INSTRUCTIONS TO FOLLOW: The records below must be duplicated exactly, character for character.

SOURCE DATA:
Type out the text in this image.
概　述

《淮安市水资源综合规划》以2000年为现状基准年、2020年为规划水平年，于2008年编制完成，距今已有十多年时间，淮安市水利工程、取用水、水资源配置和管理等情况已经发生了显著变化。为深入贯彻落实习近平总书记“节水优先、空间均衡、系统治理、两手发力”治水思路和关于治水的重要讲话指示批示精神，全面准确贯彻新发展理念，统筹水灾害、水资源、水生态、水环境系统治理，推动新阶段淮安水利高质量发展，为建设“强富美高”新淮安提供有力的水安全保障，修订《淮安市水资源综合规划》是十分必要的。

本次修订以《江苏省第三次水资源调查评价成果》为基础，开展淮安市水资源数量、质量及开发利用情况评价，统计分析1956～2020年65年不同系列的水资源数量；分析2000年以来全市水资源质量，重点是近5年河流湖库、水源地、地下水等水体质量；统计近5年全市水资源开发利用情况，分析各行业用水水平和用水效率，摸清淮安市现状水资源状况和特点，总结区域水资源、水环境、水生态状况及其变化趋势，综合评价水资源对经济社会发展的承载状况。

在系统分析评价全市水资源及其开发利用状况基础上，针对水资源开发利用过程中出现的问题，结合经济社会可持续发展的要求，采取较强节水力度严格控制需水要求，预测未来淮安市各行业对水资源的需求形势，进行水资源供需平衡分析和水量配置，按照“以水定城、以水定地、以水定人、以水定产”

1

FINAL RESULT:
Type out the text in this image.
概　述

《淮安市水资源综合规划》以2000年为现状基准年、2020年为规划水平年，于2008年编制完成，距今已有十多年时间，淮安市水利工程、取用水、水资源配置和管理等情况已经发生了显著变化。为深入贯彻落实习近平总书记“节水优先、空间均衡、系统治理、两手发力”治水思路和关于治水的重要讲话指示批示精神，全面准确贯彻新发展理念，统筹水灾害、水资源、水生态、水环境系统治理，推动新阶段淮安水利高质量发展，为建设“强富美高”新淮安提供有力的水安全保障，修订《淮安市水资源综合规划》是十分必要的。

本次修订以《江苏省第三次水资源调查评价成果》为基础，开展淮安市水资源数量、质量及开发利用情况评价，统计分析1956～2020年65年不同系列的水资源数量；分析2000年以来全市水资源质量，重点是近5年河流湖库、水源地、地下水等水体质量；统计近5年全市水资源开发利用情况，分析各行业用水水平和用水效率，摸清淮安市现状水资源状况和特点，总结区域水资源、水环境、水生态状况及其变化趋势，综合评价水资源对经济社会发展的承载状况。

在系统分析评价全市水资源及其开发利用状况基础上，针对水资源开发利用过程中出现的问题，结合经济社会可持续发展的要求，采取较强节水力度严格控制需水要求，预测未来淮安市各行业对水资源的需求形势，进行水资源供需平衡分析和水量配置，按照“以水定城、以水定地、以水定人、以水定产”

1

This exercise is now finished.